◆ Selected extract:
┄┄┄┄┄┄
I moved to Milwaukee in the fall of 1996, and immediately set up shop on the fashionable and oft-maligned East Side. Back in those pre-millennial days, many of my close friends lived alongside me, and we all led magical, adventure-filled East Side lives. (Full disclosure: We spent most of our nights at the Landmark.) Then, slowly, things began to change. My more bohemian-minded pals started relocating to Riverwest, and a handful of others began settling down in Bay View. But even as these restless friends abandoned the neighborhood, I stuck to my guns, moving from one East Side apartment to another. In all the years I’ve lived in Milwaukee, I’ve never lived further west than Cramer Avenue, and never further south than Bradford Avenue.
And why not? I’m comfortable on the East Side, and Milwaukee’s size is manageable enough that even my most distant friends are only a 20-minute bike ride away. But a recent conversation with a friend about Bay View’s Gallery Night blowout—not to mention some drunken soul-searching during Riverwest’s Locust Street Fest—has left me struggling with a prickly question: Does the East Side still matter?
A lot of people would say “no.” It’s easy to see why: The neighborhood doesn’t have the scuzzy community vibe of Riverwest, the metropolitan allure of Downtown, or the aging cool-kid cache of Bay View. Ask any denizen of these fine neighborhoods for their thoughts on the East Side, and they’ll likely launch into a tirade filled with frightening images of overpriced apartments and boorish, flip-flop-clad college students. The neighborhood, they’ll say, is past its prime.
┄┄┄┄┄┄
◆ Given information:
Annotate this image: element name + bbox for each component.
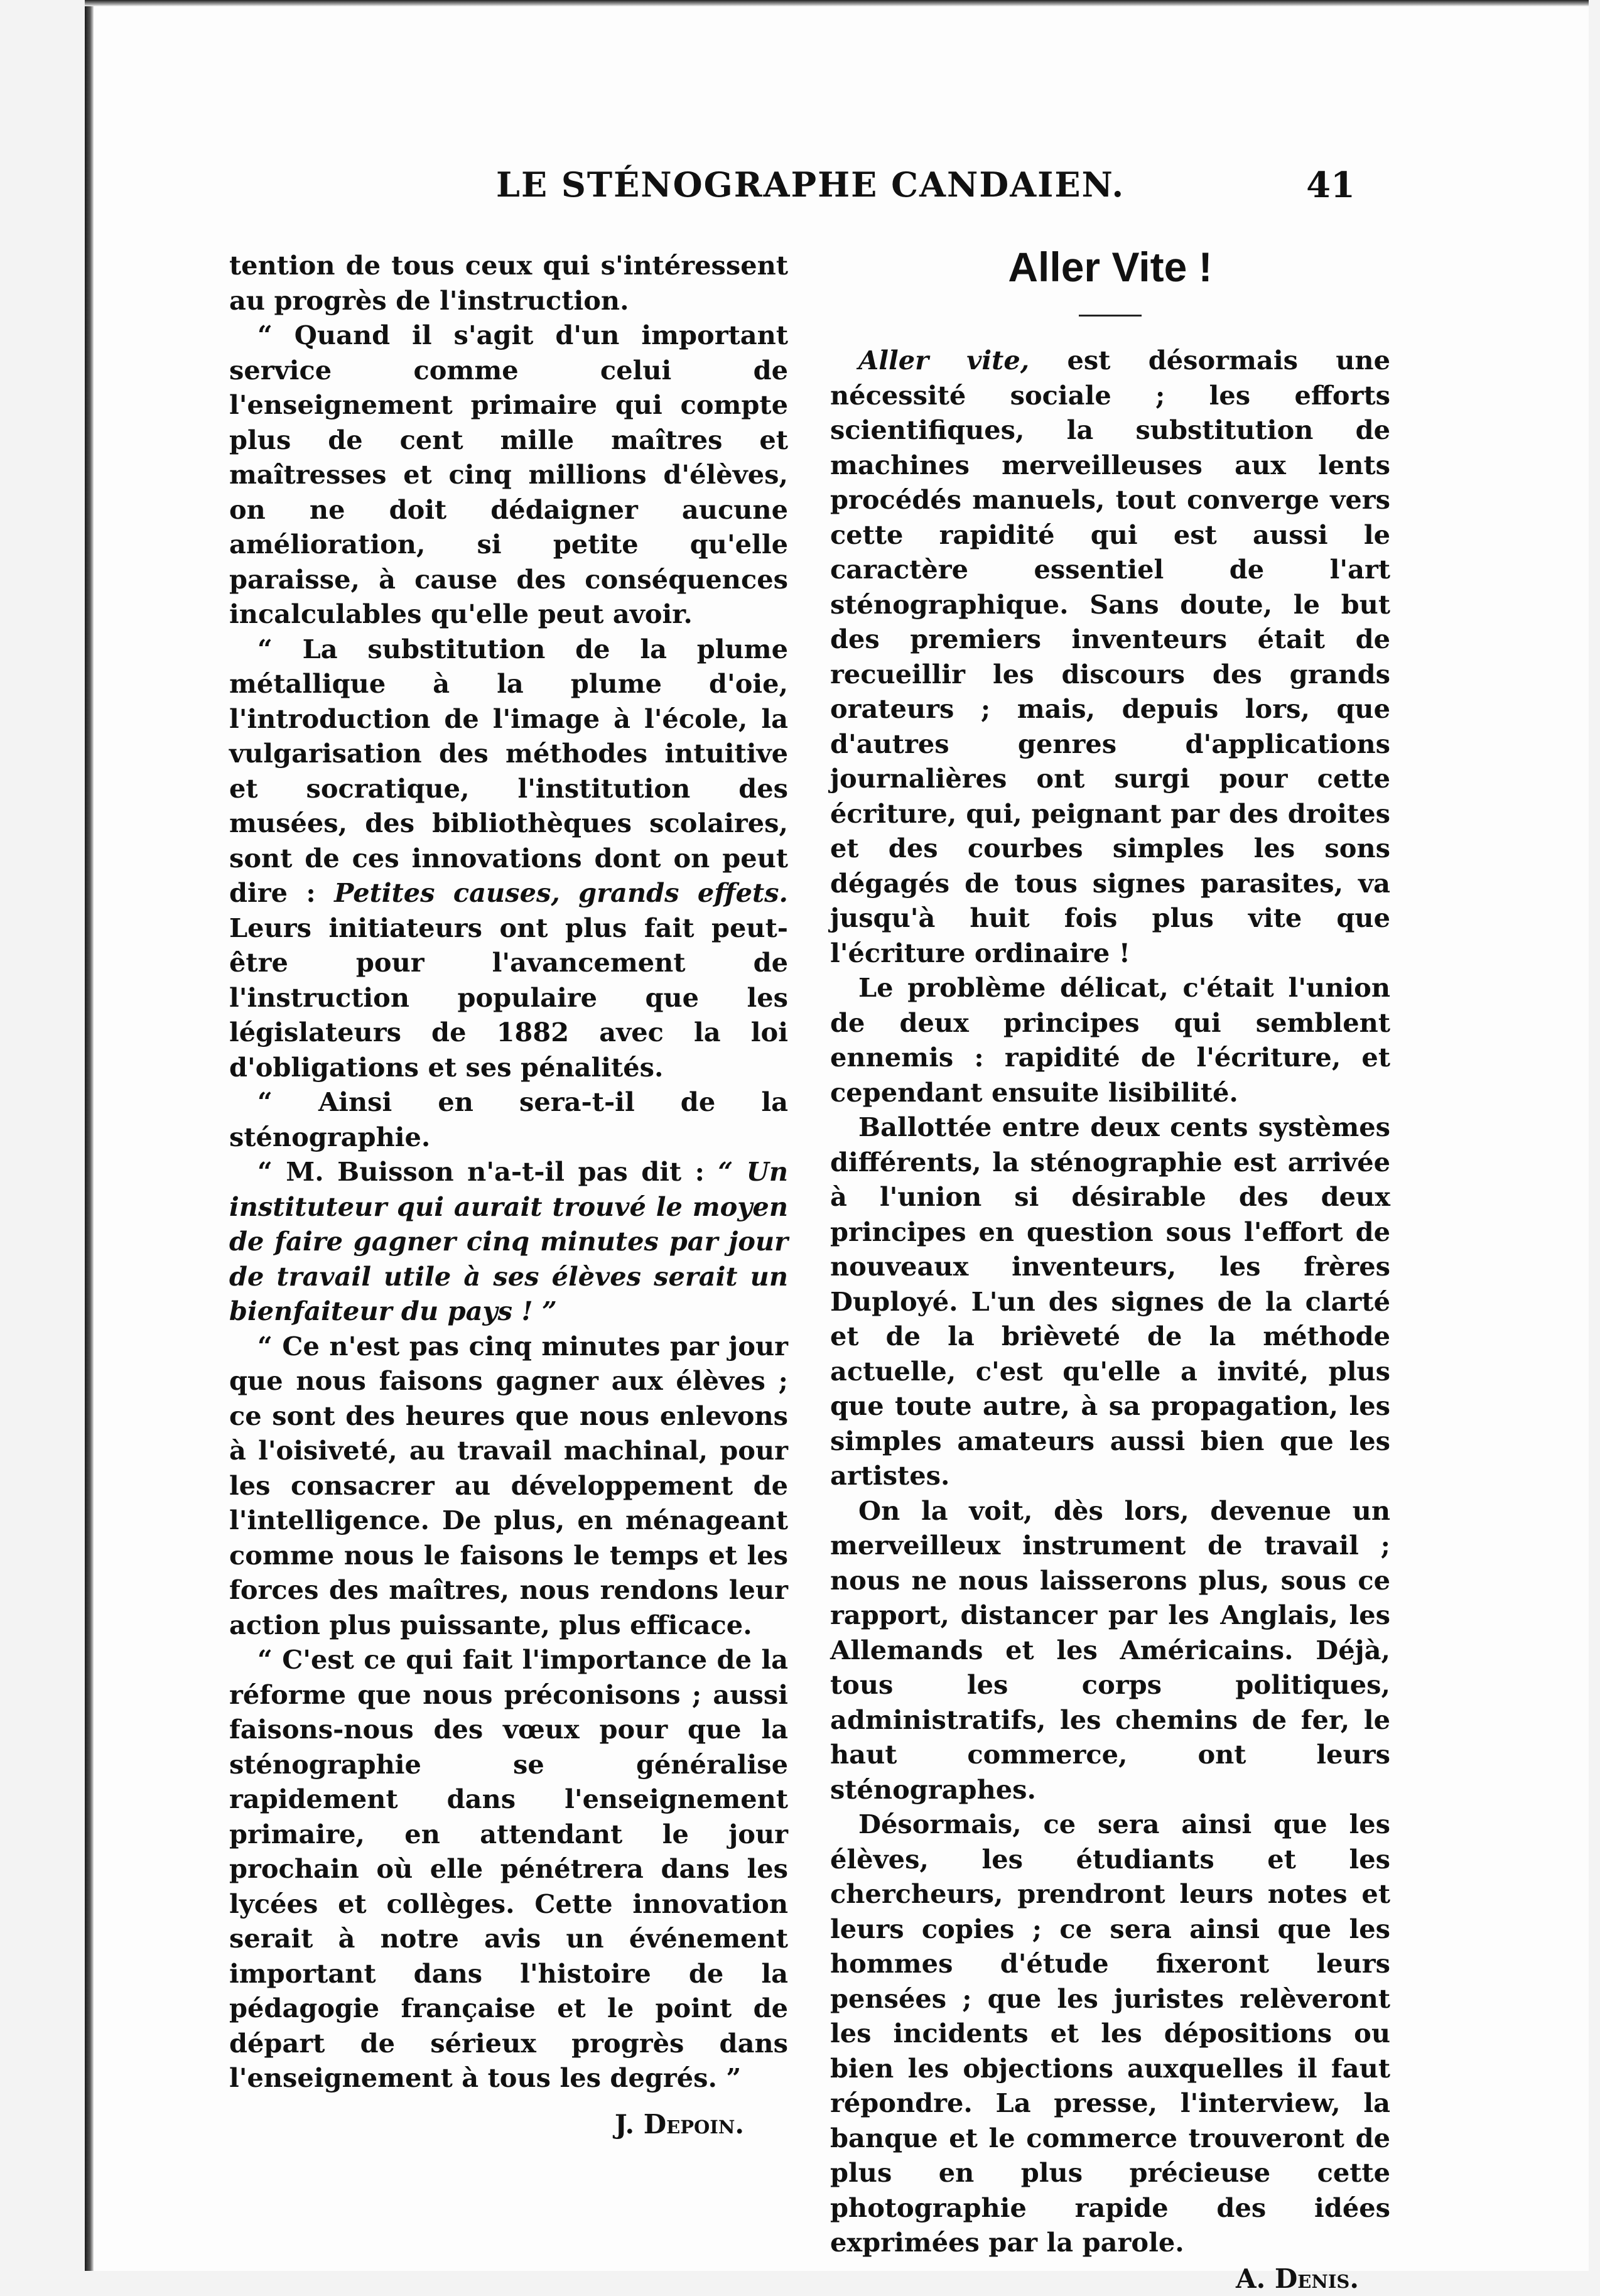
┄┄┄┄┄┄
◆ Exercise 1: List every Milwaukee neighborhood named in the essay about the East Side.
◆ Exercise 2: Switch "Bay View" to "Walker's Point" as you reproduce the part of the East Side essay that opens with the words containing "And why not?" and closes with "past its prime.".
◆ Exercise 3: Proceed with the essay about Milwaukee's East Side, picking up after its final sentence.

◆ Answer 1: East Side, Riverwest, Bay View, Downtown

◆ Answer 2:
And why not? I’m comfortable on the East Side, and Milwaukee’s size is manageable enough that even my most distant friends are only a 20-minute bike ride away. But a recent conversation with a friend about Walker's Point’s Gallery Night blowout—not to mention some drunken soul-searching during Riverwest’s Locust Street Fest—has left me struggling with a prickly question: Does the East Side still matter?
A lot of people would say “no.” It’s easy to see why: The neighborhood doesn’t have the scuzzy community vibe of Riverwest, the metropolitan allure of Downtown, or the aging cool-kid cache of Walker's Point. Ask any denizen of these fine neighborhoods for their thoughts on the East Side, and they’ll likely launch into a tirade filled with frightening images of overpriced apartments and boorish, flip-flop-clad college students. The neighborhood, they’ll say, is past its prime.

◆ Answer 3:
And I can understand that. I don’t think I’m being a crotchety old fart when I say that the East Side has changed a lot in the past 15 years, and not always for the better. The little amount of bohemia that remained in the mid-’90s has long been scrubbed clean and replaced by chain stores, student housing, and condos, condos, condos. (All three of these nefarious trends extend beyond the East Side, of course.) The loss of some iconic locales over the years has also hurt. Atomic Records is now a head shop, and Urban Outfitters and American Apparel are poor substitutes for the wonderfully beat-up stores that populated the long-shuttered Prospect Mall. (The crummy movie theater! The video store that always smelled like porn!)
So yeah, I can see why a lot of people think ill of the East Side, and view it as either past its prime or as a mere “starter neighborhood.” But I think those folks are missing some obvious selling points that Milwaukeeans often take for granted. Does the East Side still matter? I think it does. So before the whole joint goes bananas this Saturday at the Summer Soulstice Music Festival, I thought it might be good time to list a few reasons why the neighborhood is still worth a damn.
(Note: This isn’t intended as a “my neighborhood could beat up your neighborhood” pissing contest. Feel free to go nuts in the comments, of course.)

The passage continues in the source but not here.